▶ **GOAL OF THE EXERCISE**: Write out all records as given; omit images.

▶ **PROVIDED MATERIAL**:
## Begin

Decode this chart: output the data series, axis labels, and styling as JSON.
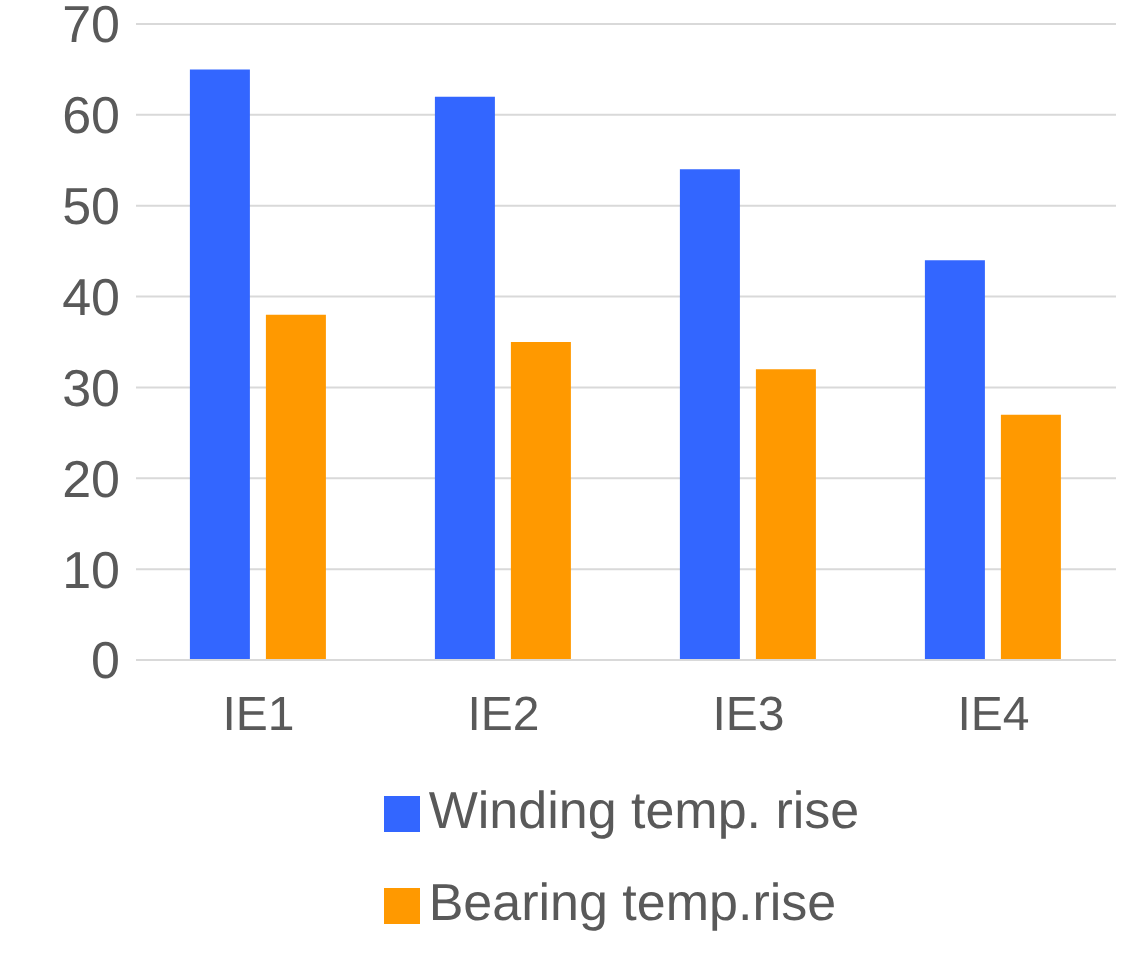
{
  "chart_data": {
    "type": "bar",
    "categories": [
      "IE1",
      "IE2",
      "IE3",
      "IE4"
    ],
    "series": [
      {
        "name": "Winding temp. rise",
        "color": "#3366ff",
        "values": [
          65,
          62,
          54,
          44
        ]
      },
      {
        "name": "Bearing temp.rise",
        "color": "#ff9900",
        "values": [
          38,
          35,
          32,
          27
        ]
      }
    ],
    "ylim": [
      0,
      70
    ],
    "yticks": [
      0,
      10,
      20,
      30,
      40,
      50,
      60,
      70
    ],
    "grid": "y",
    "legend": "bottom"
  }
}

## End

▶ **WRITTEN RESPONSE**:
Decode this chart: output the data series, axis labels, and styling as JSON.
{
  "chart_data": {
    "type": "bar",
    "categories": [
      "IE1",
      "IE2",
      "IE3",
      "IE4"
    ],
    "series": [
      {
        "name": "Winding temp. rise",
        "color": "#3366ff",
        "values": [
          65,
          62,
          54,
          44
        ]
      },
      {
        "name": "Bearing temp.rise",
        "color": "#ff9900",
        "values": [
          38,
          35,
          32,
          27
        ]
      }
    ],
    "ylim": [
      0,
      70
    ],
    "yticks": [
      0,
      10,
      20,
      30,
      40,
      50,
      60,
      70
    ],
    "grid": "y",
    "legend": "bottom"
  }
}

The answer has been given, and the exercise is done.